Draw out every line with the word "TradingView" from the listing below.

===== Record set =====

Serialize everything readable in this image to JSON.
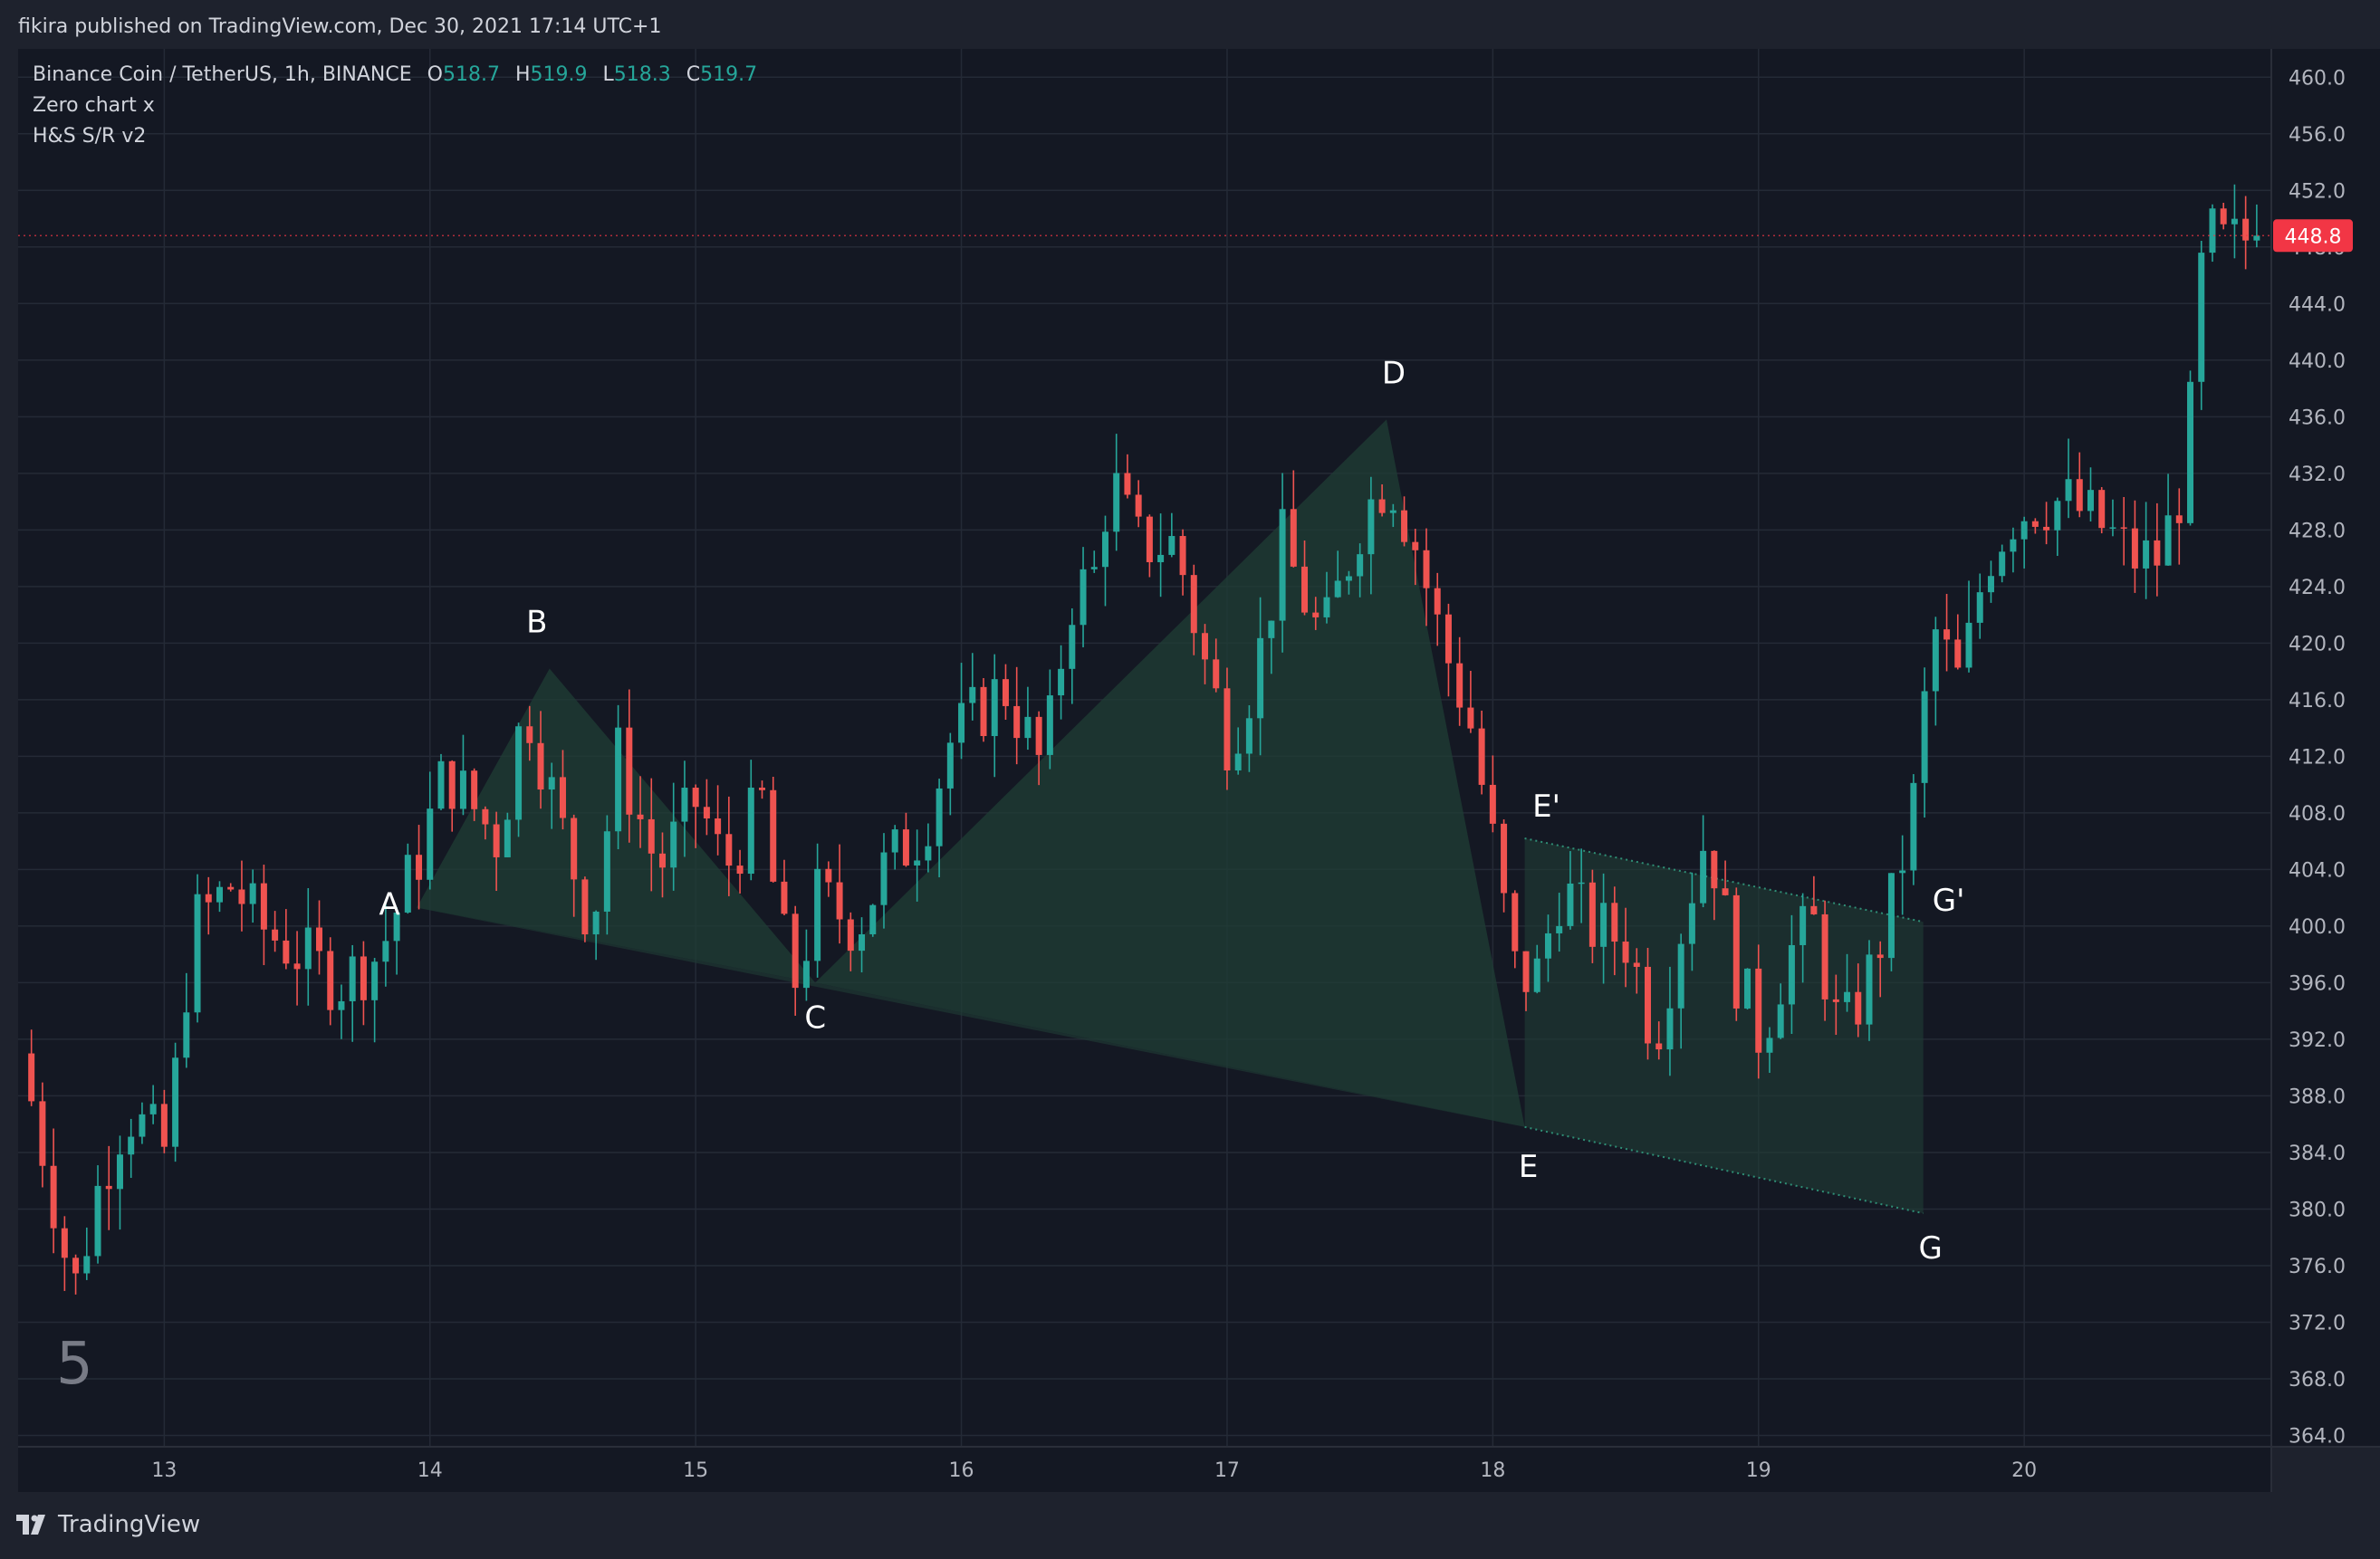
{
  "header": {
    "published": "fikira published on TradingView.com, Dec 30, 2021 17:14 UTC+1"
  },
  "legend": {
    "symbol": "Binance Coin / TetherUS, 1h, BINANCE",
    "open_label": "O",
    "open": "518.7",
    "high_label": "H",
    "high": "519.9",
    "low_label": "L",
    "low": "518.3",
    "close_label": "C",
    "close": "519.7",
    "indicators": [
      "Zero chart x",
      "H&S S/R v2"
    ]
  },
  "footer": {
    "brand": "TradingView"
  },
  "watermark": "5",
  "colors": {
    "up": "#26a69a",
    "down": "#ef5350",
    "background": "#141823",
    "pattern_fill": "#1f3d35",
    "price_tag": "#f23645"
  },
  "chart_data": {
    "type": "candlestick",
    "xlabel": "",
    "ylabel": "",
    "x_ticks": [
      "13",
      "14",
      "15",
      "16",
      "17",
      "18",
      "19",
      "20"
    ],
    "x_tick_pos": [
      13,
      14,
      15,
      16,
      17,
      18,
      19,
      20
    ],
    "x_range": [
      12.45,
      20.93
    ],
    "y_ticks": [
      364,
      368,
      372,
      376,
      380,
      384,
      388,
      392,
      396,
      400,
      404,
      408,
      412,
      416,
      420,
      424,
      428,
      432,
      436,
      440,
      444,
      448,
      452,
      456,
      460
    ],
    "y_tick_labels": [
      "364.0",
      "368.0",
      "372.0",
      "376.0",
      "380.0",
      "384.0",
      "388.0",
      "392.0",
      "396.0",
      "400.0",
      "404.0",
      "408.0",
      "412.0",
      "416.0",
      "420.0",
      "424.0",
      "428.0",
      "432.0",
      "436.0",
      "440.0",
      "444.0",
      "448.0",
      "452.0",
      "456.0",
      "460.0"
    ],
    "ylim": [
      363.2,
      462.0
    ],
    "grid": true,
    "last_price": "448.8",
    "last_price_value": 448.8,
    "key_prices": [
      [
        12.5,
        391
      ],
      [
        12.6,
        383
      ],
      [
        12.7,
        374
      ],
      [
        12.8,
        382
      ],
      [
        12.9,
        387
      ],
      [
        13.05,
        384
      ],
      [
        13.15,
        400
      ],
      [
        13.3,
        403
      ],
      [
        13.4,
        400
      ],
      [
        13.55,
        398
      ],
      [
        13.7,
        396
      ],
      [
        13.85,
        398
      ],
      [
        14.0,
        405
      ],
      [
        14.1,
        411
      ],
      [
        14.3,
        406
      ],
      [
        14.4,
        416
      ],
      [
        14.55,
        406
      ],
      [
        14.65,
        400
      ],
      [
        14.75,
        412
      ],
      [
        14.9,
        404
      ],
      [
        15.05,
        409
      ],
      [
        15.15,
        404
      ],
      [
        15.3,
        409
      ],
      [
        15.35,
        400
      ],
      [
        15.42,
        396
      ],
      [
        15.5,
        402
      ],
      [
        15.65,
        400
      ],
      [
        15.75,
        404
      ],
      [
        15.9,
        407
      ],
      [
        16.0,
        413
      ],
      [
        16.1,
        415
      ],
      [
        16.2,
        417
      ],
      [
        16.35,
        411
      ],
      [
        16.45,
        423
      ],
      [
        16.55,
        425
      ],
      [
        16.6,
        432
      ],
      [
        16.7,
        427
      ],
      [
        16.85,
        427
      ],
      [
        16.95,
        419
      ],
      [
        17.05,
        413
      ],
      [
        17.15,
        418
      ],
      [
        17.25,
        427
      ],
      [
        17.4,
        420
      ],
      [
        17.55,
        429
      ],
      [
        17.65,
        432
      ],
      [
        17.75,
        427
      ],
      [
        17.85,
        420
      ],
      [
        17.95,
        415
      ],
      [
        18.05,
        405
      ],
      [
        18.12,
        397
      ],
      [
        18.2,
        396
      ],
      [
        18.3,
        403
      ],
      [
        18.4,
        400
      ],
      [
        18.55,
        399
      ],
      [
        18.65,
        392
      ],
      [
        18.75,
        400
      ],
      [
        18.85,
        407
      ],
      [
        18.95,
        397
      ],
      [
        19.05,
        392
      ],
      [
        19.15,
        398
      ],
      [
        19.25,
        400
      ],
      [
        19.35,
        392
      ],
      [
        19.45,
        396
      ],
      [
        19.55,
        402
      ],
      [
        19.62,
        408
      ],
      [
        19.7,
        421
      ],
      [
        19.8,
        417
      ],
      [
        19.9,
        426
      ],
      [
        20.0,
        429
      ],
      [
        20.1,
        430
      ],
      [
        20.2,
        430
      ],
      [
        20.35,
        428
      ],
      [
        20.45,
        426
      ],
      [
        20.55,
        426
      ],
      [
        20.6,
        429
      ],
      [
        20.65,
        432
      ],
      [
        20.72,
        449
      ],
      [
        20.8,
        448
      ],
      [
        20.9,
        448.8
      ]
    ],
    "pattern": {
      "points": [
        {
          "label": "A",
          "x": 13.95,
          "y": 401.3
        },
        {
          "label": "B",
          "x": 14.45,
          "y": 418.2
        },
        {
          "label": "C",
          "x": 15.45,
          "y": 396.0
        },
        {
          "label": "D",
          "x": 17.6,
          "y": 435.8
        },
        {
          "label": "E",
          "x": 18.12,
          "y": 385.8
        },
        {
          "label": "E'",
          "x": 18.12,
          "y": 406.2
        },
        {
          "label": "G",
          "x": 19.62,
          "y": 379.7
        },
        {
          "label": "G'",
          "x": 19.62,
          "y": 400.3
        }
      ]
    }
  }
}
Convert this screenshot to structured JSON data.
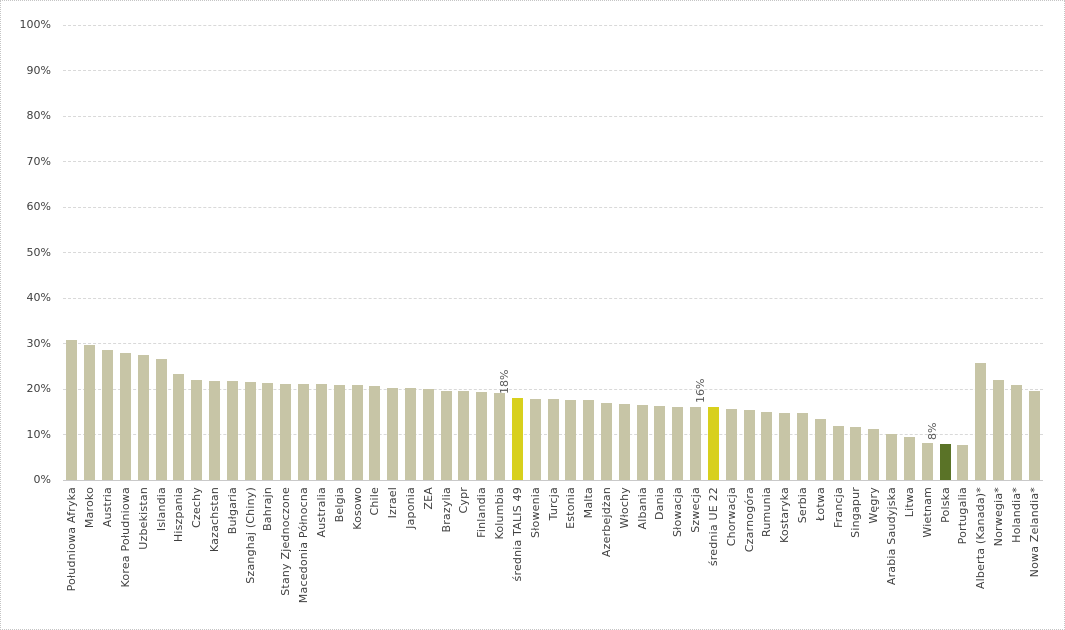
{
  "figure": {
    "background": "#ffffff",
    "border_color": "#c5c5c5"
  },
  "chart_data": {
    "type": "bar",
    "title": "",
    "xlabel": "",
    "ylabel": "",
    "legend": "none",
    "grid": true,
    "y_axis": {
      "min": 0,
      "max": 100,
      "step": 10,
      "tick_labels": [
        "0%",
        "10%",
        "20%",
        "30%",
        "40%",
        "50%",
        "60%",
        "70%",
        "80%",
        "90%",
        "100%"
      ]
    },
    "colors": {
      "bar_default": "#c7c5a6",
      "bar_highlight": "#d8d01d",
      "bar_poland": "#5a7327",
      "gridline": "#d9d9d9",
      "axis_line": "#c9c9c9",
      "tick_text": "#404040",
      "data_label_text": "#595959"
    },
    "bars": [
      {
        "category": "Południowa Afryka",
        "value": 30.8
      },
      {
        "category": "Maroko",
        "value": 29.6
      },
      {
        "category": "Austria",
        "value": 28.6
      },
      {
        "category": "Korea Południowa",
        "value": 27.9
      },
      {
        "category": "Uzbekistan",
        "value": 27.4
      },
      {
        "category": "Islandia",
        "value": 26.7
      },
      {
        "category": "Hiszpania",
        "value": 23.4
      },
      {
        "category": "Czechy",
        "value": 22.0
      },
      {
        "category": "Kazachstan",
        "value": 21.7
      },
      {
        "category": "Bułgaria",
        "value": 21.7
      },
      {
        "category": "Szanghaj (Chiny)",
        "value": 21.5
      },
      {
        "category": "Bahrajn",
        "value": 21.3
      },
      {
        "category": "Stany Zjednoczone",
        "value": 21.2
      },
      {
        "category": "Macedonia Północna",
        "value": 21.1
      },
      {
        "category": "Australia",
        "value": 21.0
      },
      {
        "category": "Belgia",
        "value": 20.9
      },
      {
        "category": "Kosowo",
        "value": 20.9
      },
      {
        "category": "Chile",
        "value": 20.6
      },
      {
        "category": "Izrael",
        "value": 20.2
      },
      {
        "category": "Japonia",
        "value": 20.2
      },
      {
        "category": "ZEA",
        "value": 19.9
      },
      {
        "category": "Brazylia",
        "value": 19.6
      },
      {
        "category": "Cypr",
        "value": 19.5
      },
      {
        "category": "Finlandia",
        "value": 19.4
      },
      {
        "category": "Kolumbia",
        "value": 19.2
      },
      {
        "category": "średnia TALIS 49",
        "value": 18.0,
        "role": "highlight",
        "data_label": "18%"
      },
      {
        "category": "Słowenia",
        "value": 17.9
      },
      {
        "category": "Turcja",
        "value": 17.9
      },
      {
        "category": "Estonia",
        "value": 17.6
      },
      {
        "category": "Malta",
        "value": 17.6
      },
      {
        "category": "Azerbejdżan",
        "value": 17.0
      },
      {
        "category": "Włochy",
        "value": 16.6
      },
      {
        "category": "Albania",
        "value": 16.4
      },
      {
        "category": "Dania",
        "value": 16.2
      },
      {
        "category": "Słowacja",
        "value": 16.0
      },
      {
        "category": "Szwecja",
        "value": 16.0
      },
      {
        "category": "średnia UE 22",
        "value": 16.0,
        "role": "highlight",
        "data_label": "16%"
      },
      {
        "category": "Chorwacja",
        "value": 15.5
      },
      {
        "category": "Czarnogóra",
        "value": 15.3
      },
      {
        "category": "Rumunia",
        "value": 14.9
      },
      {
        "category": "Kostaryka",
        "value": 14.7
      },
      {
        "category": "Serbia",
        "value": 14.7
      },
      {
        "category": "Łotwa",
        "value": 13.4
      },
      {
        "category": "Francja",
        "value": 11.9
      },
      {
        "category": "Singapur",
        "value": 11.6
      },
      {
        "category": "Węgry",
        "value": 11.3
      },
      {
        "category": "Arabia Saudyjska",
        "value": 10.2
      },
      {
        "category": "Litwa",
        "value": 9.4
      },
      {
        "category": "Wietnam",
        "value": 8.1
      },
      {
        "category": "Polska",
        "value": 8.0,
        "role": "poland",
        "data_label": "8%"
      },
      {
        "category": "Portugalia",
        "value": 7.6
      },
      {
        "category": "Alberta (Kanada)*",
        "value": 25.7
      },
      {
        "category": "Norwegia*",
        "value": 21.9
      },
      {
        "category": "Holandia*",
        "value": 20.9
      },
      {
        "category": "Nowa Zelandia*",
        "value": 19.5
      }
    ]
  }
}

=====

(Reply to the task)
    "published": "fikira published on TradingView.com, Dec 30, 2021 17:14 UTC+1"
    "brand": "TradingView"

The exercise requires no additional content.